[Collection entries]
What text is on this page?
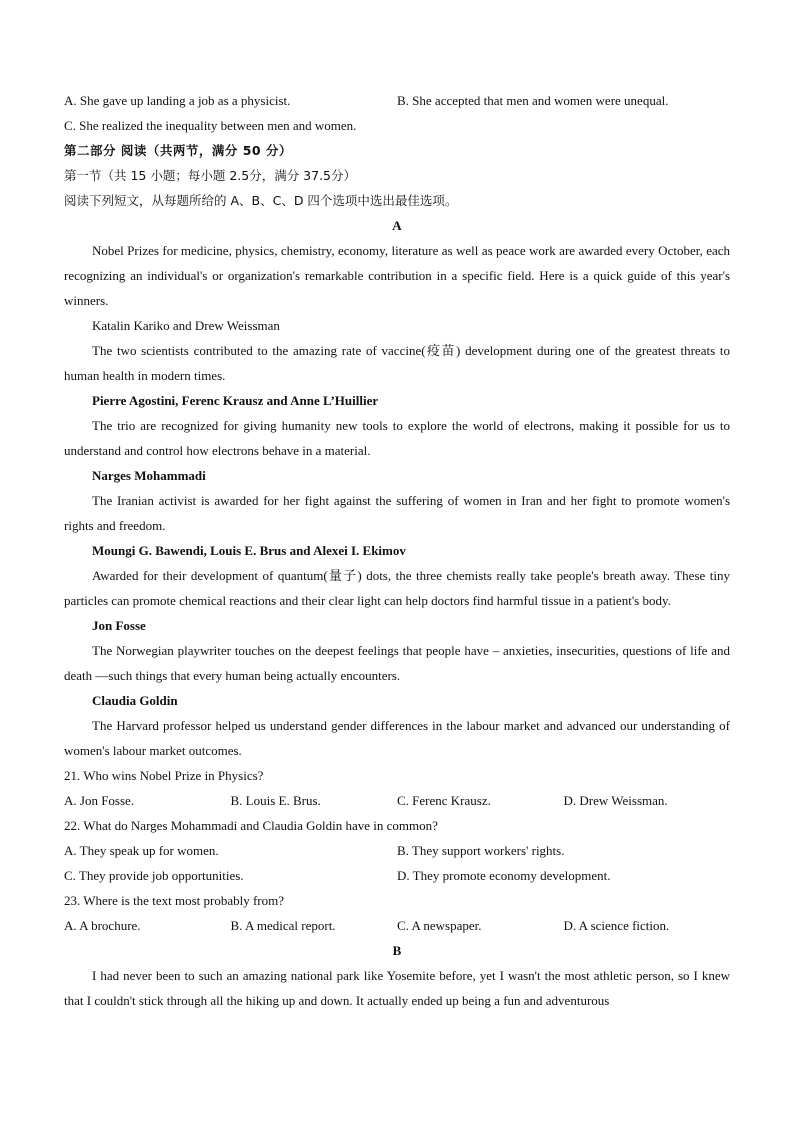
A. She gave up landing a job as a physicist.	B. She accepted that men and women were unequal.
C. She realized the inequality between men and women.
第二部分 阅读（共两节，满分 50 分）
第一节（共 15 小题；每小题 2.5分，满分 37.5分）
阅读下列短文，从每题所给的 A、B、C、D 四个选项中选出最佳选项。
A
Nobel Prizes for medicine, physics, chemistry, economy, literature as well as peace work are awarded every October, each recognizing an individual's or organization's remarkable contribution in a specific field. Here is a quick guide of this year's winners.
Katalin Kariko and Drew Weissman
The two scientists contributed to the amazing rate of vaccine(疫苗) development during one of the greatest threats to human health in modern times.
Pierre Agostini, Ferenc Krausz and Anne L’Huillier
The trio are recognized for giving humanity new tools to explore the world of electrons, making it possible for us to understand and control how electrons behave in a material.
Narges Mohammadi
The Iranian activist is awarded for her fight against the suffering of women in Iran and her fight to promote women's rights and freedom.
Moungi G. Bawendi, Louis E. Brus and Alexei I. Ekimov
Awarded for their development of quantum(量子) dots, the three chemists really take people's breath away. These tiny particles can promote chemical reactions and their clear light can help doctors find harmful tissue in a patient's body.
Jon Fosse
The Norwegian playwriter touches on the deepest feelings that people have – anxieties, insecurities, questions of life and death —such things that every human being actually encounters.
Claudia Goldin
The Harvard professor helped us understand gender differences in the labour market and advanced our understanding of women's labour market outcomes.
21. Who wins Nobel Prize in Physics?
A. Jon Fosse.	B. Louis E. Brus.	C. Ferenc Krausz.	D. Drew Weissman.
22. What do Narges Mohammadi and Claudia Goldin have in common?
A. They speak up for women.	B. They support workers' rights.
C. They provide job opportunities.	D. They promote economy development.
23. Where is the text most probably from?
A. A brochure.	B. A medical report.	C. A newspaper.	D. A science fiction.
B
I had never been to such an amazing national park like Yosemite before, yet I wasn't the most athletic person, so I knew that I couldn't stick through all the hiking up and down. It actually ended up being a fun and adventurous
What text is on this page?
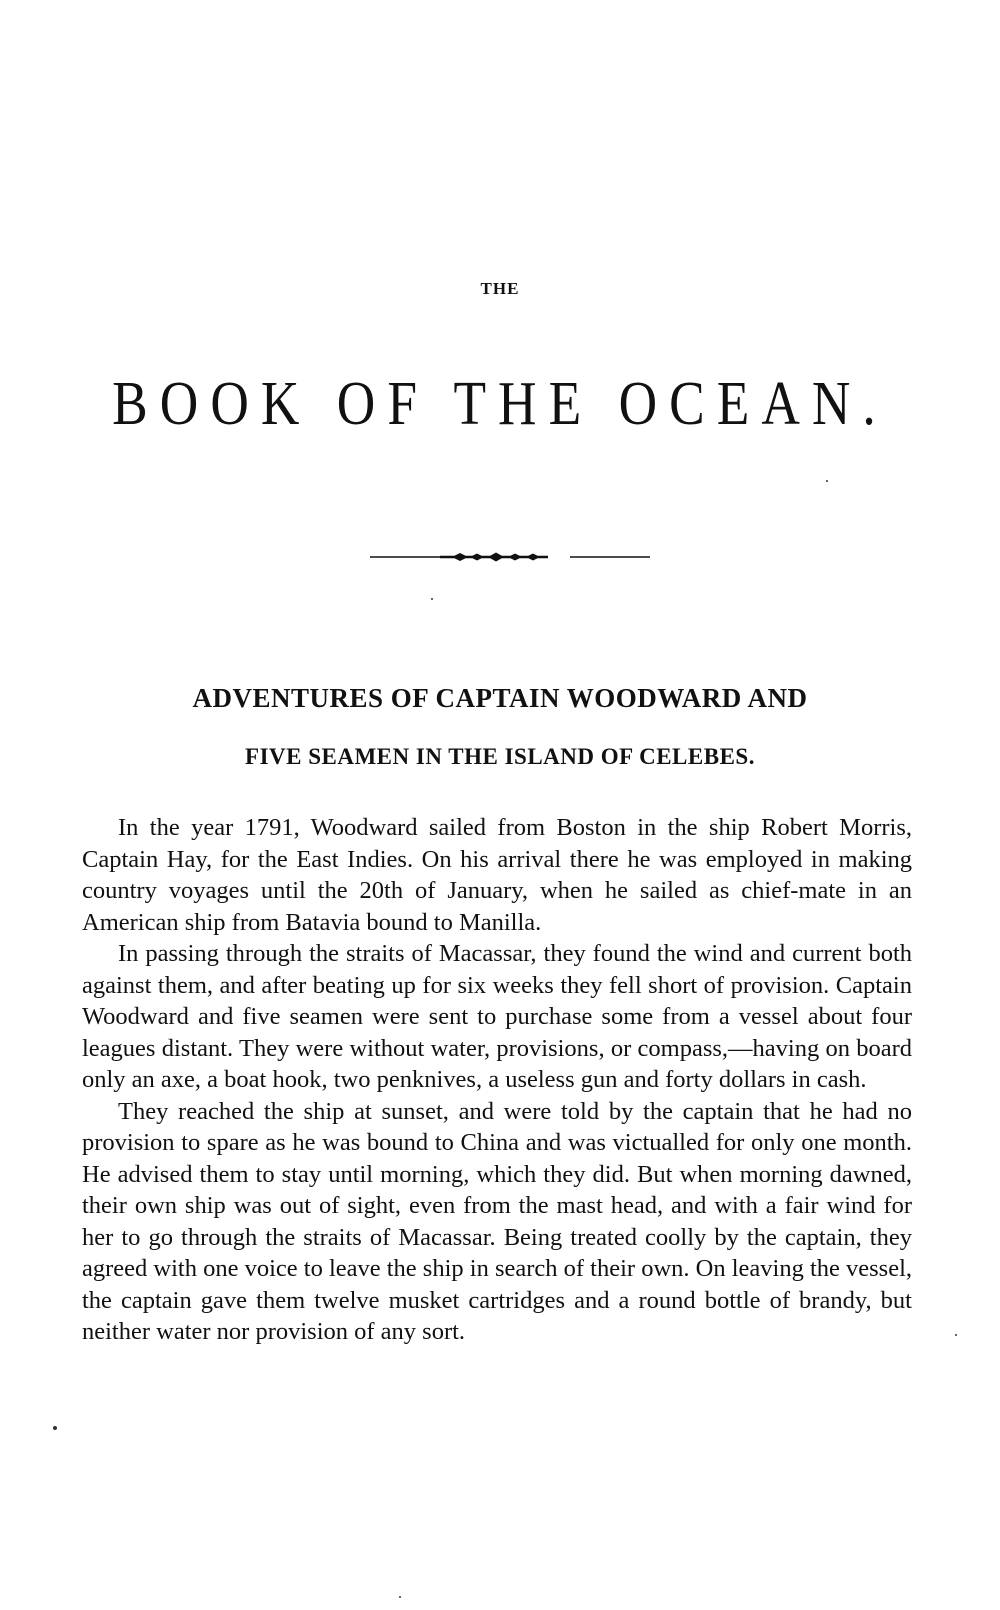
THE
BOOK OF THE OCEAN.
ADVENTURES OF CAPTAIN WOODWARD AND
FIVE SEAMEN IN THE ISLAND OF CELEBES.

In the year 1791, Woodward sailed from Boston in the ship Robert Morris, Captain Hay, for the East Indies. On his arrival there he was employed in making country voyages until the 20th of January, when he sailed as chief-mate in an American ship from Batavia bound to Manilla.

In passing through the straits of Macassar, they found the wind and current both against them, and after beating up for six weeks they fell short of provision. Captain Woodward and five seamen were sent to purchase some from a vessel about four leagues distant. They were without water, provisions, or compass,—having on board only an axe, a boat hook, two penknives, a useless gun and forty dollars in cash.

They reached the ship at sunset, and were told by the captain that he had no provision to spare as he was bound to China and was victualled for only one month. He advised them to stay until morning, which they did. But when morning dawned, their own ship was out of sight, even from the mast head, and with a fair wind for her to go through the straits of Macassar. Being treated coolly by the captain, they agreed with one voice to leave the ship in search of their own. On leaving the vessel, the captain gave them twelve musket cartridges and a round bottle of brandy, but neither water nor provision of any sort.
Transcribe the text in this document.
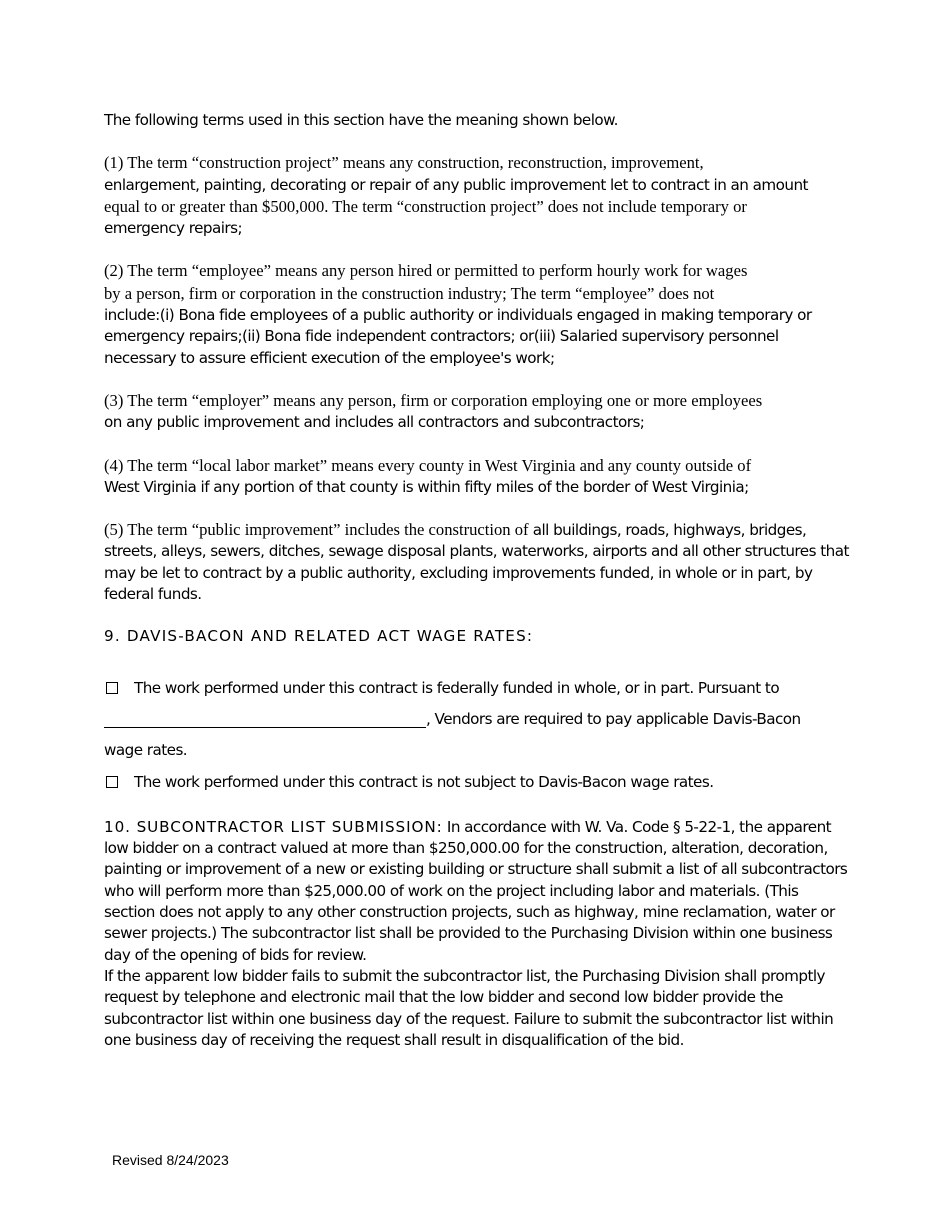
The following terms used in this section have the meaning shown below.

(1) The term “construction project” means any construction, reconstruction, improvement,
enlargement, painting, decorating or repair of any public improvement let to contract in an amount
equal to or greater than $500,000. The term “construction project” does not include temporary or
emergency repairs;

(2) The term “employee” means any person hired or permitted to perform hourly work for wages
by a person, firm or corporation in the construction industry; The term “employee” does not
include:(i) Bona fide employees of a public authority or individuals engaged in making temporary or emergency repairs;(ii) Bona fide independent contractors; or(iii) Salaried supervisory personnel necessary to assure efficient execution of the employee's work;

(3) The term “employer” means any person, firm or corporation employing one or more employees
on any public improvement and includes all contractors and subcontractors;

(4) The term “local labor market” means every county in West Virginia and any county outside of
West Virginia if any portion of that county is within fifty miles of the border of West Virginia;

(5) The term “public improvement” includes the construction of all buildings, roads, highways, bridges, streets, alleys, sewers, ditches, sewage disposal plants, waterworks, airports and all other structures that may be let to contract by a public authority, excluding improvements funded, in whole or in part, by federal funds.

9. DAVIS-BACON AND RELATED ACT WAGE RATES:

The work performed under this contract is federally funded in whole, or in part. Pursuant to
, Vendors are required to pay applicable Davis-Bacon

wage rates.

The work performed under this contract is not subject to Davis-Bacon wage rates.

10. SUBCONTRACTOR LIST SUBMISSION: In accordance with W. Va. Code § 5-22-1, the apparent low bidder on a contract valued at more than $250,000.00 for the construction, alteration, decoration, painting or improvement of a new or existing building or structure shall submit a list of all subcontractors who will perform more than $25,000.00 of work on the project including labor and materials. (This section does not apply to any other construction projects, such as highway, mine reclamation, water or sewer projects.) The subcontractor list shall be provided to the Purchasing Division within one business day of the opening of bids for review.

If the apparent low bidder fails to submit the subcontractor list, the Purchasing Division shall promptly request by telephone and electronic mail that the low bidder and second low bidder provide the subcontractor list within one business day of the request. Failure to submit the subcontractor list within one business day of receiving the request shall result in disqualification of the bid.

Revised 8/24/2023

* Prompt *
Leave out the pictures and output the rest of the material exactly as written.

* Answer in full *
What text is on this page?
A. She gave up landing a job as a physicist.	B. She accepted that men and women were unequal.
C. She realized the inequality between men and women.
第二部分 阅读（共两节，满分 50 分）
第一节（共 15 小题；每小题 2.5分，满分 37.5分）
阅读下列短文，从每题所给的 A、B、C、D 四个选项中选出最佳选项。
A
Nobel Prizes for medicine, physics, chemistry, economy, literature as well as peace work are awarded every October, each recognizing an individual's or organization's remarkable contribution in a specific field. Here is a quick guide of this year's winners.
Katalin Kariko and Drew Weissman
The two scientists contributed to the amazing rate of vaccine(疫苗) development during one of the greatest threats to human health in modern times.
Pierre Agostini, Ferenc Krausz and Anne L’Huillier
The trio are recognized for giving humanity new tools to explore the world of electrons, making it possible for us to understand and control how electrons behave in a material.
Narges Mohammadi
The Iranian activist is awarded for her fight against the suffering of women in Iran and her fight to promote women's rights and freedom.
Moungi G. Bawendi, Louis E. Brus and Alexei I. Ekimov
Awarded for their development of quantum(量子) dots, the three chemists really take people's breath away. These tiny particles can promote chemical reactions and their clear light can help doctors find harmful tissue in a patient's body.
Jon Fosse
The Norwegian playwriter touches on the deepest feelings that people have – anxieties, insecurities, questions of life and death —such things that every human being actually encounters.
Claudia Goldin
The Harvard professor helped us understand gender differences in the labour market and advanced our understanding of women's labour market outcomes.
21. Who wins Nobel Prize in Physics?
A. Jon Fosse.	B. Louis E. Brus.	C. Ferenc Krausz.	D. Drew Weissman.
22. What do Narges Mohammadi and Claudia Goldin have in common?
A. They speak up for women.	B. They support workers' rights.
C. They provide job opportunities.	D. They promote economy development.
23. Where is the text most probably from?
A. A brochure.	B. A medical report.	C. A newspaper.	D. A science fiction.
B
I had never been to such an amazing national park like Yosemite before, yet I wasn't the most athletic person, so I knew that I couldn't stick through all the hiking up and down. It actually ended up being a fun and adventurous
What text is on this page?
THE
BOOK OF THE OCEAN.
ADVENTURES OF CAPTAIN WOODWARD AND
FIVE SEAMEN IN THE ISLAND OF CELEBES.

In the year 1791, Woodward sailed from Boston in the ship Robert Morris, Captain Hay, for the East Indies. On his arrival there he was employed in making country voyages until the 20th of January, when he sailed as chief-mate in an American ship from Batavia bound to Manilla.

In passing through the straits of Macassar, they found the wind and current both against them, and after beating up for six weeks they fell short of provision. Captain Woodward and five seamen were sent to purchase some from a vessel about four leagues distant. They were without water, provisions, or compass,—having on board only an axe, a boat hook, two penknives, a useless gun and forty dollars in cash.

They reached the ship at sunset, and were told by the captain that he had no provision to spare as he was bound to China and was victualled for only one month. He advised them to stay until morning, which they did. But when morning dawned, their own ship was out of sight, even from the mast head, and with a fair wind for her to go through the straits of Macassar. Being treated coolly by the captain, they agreed with one voice to leave the ship in search of their own. On leaving the vessel, the captain gave them twelve musket cartridges and a round bottle of brandy, but neither water nor provision of any sort.
Transcribe the text in this document.
The following terms used in this section have the meaning shown below.

(1) The term “construction project” means any construction, reconstruction, improvement,
enlargement, painting, decorating or repair of any public improvement let to contract in an amount
equal to or greater than $500,000. The term “construction project” does not include temporary or
emergency repairs;

(2) The term “employee” means any person hired or permitted to perform hourly work for wages
by a person, firm or corporation in the construction industry; The term “employee” does not
include:(i) Bona fide employees of a public authority or individuals engaged in making temporary or emergency repairs;(ii) Bona fide independent contractors; or(iii) Salaried supervisory personnel necessary to assure efficient execution of the employee's work;

(3) The term “employer” means any person, firm or corporation employing one or more employees
on any public improvement and includes all contractors and subcontractors;

(4) The term “local labor market” means every county in West Virginia and any county outside of
West Virginia if any portion of that county is within fifty miles of the border of West Virginia;

(5) The term “public improvement” includes the construction of all buildings, roads, highways, bridges, streets, alleys, sewers, ditches, sewage disposal plants, waterworks, airports and all other structures that may be let to contract by a public authority, excluding improvements funded, in whole or in part, by federal funds.

9. DAVIS-BACON AND RELATED ACT WAGE RATES:

The work performed under this contract is federally funded in whole, or in part. Pursuant to
, Vendors are required to pay applicable Davis-Bacon

wage rates.

The work performed under this contract is not subject to Davis-Bacon wage rates.

10. SUBCONTRACTOR LIST SUBMISSION: In accordance with W. Va. Code § 5-22-1, the apparent low bidder on a contract valued at more than $250,000.00 for the construction, alteration, decoration, painting or improvement of a new or existing building or structure shall submit a list of all subcontractors who will perform more than $25,000.00 of work on the project including labor and materials. (This section does not apply to any other construction projects, such as highway, mine reclamation, water or sewer projects.) The subcontractor list shall be provided to the Purchasing Division within one business day of the opening of bids for review.

If the apparent low bidder fails to submit the subcontractor list, the Purchasing Division shall promptly request by telephone and electronic mail that the low bidder and second low bidder provide the subcontractor list within one business day of the request. Failure to submit the subcontractor list within one business day of receiving the request shall result in disqualification of the bid.

Revised 8/24/2023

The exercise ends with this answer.